*Supplied information*:
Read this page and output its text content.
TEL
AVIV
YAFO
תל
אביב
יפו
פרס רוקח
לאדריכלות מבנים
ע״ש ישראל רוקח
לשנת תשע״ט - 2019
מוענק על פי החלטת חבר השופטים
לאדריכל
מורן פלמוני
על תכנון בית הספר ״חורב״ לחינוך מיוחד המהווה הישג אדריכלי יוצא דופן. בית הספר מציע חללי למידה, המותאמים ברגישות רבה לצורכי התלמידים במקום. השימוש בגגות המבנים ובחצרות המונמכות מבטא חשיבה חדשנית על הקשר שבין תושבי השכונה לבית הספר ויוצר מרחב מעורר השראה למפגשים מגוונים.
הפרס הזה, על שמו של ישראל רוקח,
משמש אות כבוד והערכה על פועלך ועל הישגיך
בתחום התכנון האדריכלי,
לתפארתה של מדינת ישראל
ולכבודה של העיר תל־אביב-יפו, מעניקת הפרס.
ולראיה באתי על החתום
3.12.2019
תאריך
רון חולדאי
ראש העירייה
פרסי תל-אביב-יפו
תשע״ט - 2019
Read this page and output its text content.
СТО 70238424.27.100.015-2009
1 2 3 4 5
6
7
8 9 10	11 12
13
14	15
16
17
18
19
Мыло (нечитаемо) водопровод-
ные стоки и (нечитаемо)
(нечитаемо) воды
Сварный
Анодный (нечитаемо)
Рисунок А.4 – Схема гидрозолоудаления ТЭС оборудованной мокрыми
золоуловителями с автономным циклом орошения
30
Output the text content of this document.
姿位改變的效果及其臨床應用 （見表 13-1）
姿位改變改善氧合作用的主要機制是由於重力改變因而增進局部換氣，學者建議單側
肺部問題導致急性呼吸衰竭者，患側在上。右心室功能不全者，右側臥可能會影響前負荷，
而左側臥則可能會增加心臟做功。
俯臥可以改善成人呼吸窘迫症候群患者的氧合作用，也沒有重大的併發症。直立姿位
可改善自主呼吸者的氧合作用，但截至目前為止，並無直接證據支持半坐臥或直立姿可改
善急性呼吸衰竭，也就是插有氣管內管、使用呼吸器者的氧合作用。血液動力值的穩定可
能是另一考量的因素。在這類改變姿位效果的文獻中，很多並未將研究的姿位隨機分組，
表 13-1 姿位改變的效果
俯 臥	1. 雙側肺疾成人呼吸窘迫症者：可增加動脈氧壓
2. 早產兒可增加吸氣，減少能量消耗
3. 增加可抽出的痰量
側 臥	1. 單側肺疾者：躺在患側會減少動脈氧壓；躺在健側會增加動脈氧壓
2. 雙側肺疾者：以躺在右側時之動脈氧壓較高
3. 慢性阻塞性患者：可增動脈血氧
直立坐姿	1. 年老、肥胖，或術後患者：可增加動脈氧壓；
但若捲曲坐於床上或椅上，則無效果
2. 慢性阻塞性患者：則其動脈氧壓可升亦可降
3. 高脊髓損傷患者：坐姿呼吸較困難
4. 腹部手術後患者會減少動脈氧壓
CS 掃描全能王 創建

*Task objective*: Find each line holding the string "нечитаемо" and copy it out.

*Written answer*:
Мыло (нечитаемо) водопровод-
ные стоки и (нечитаемо)
(нечитаемо) воды
Анодный (нечитаемо)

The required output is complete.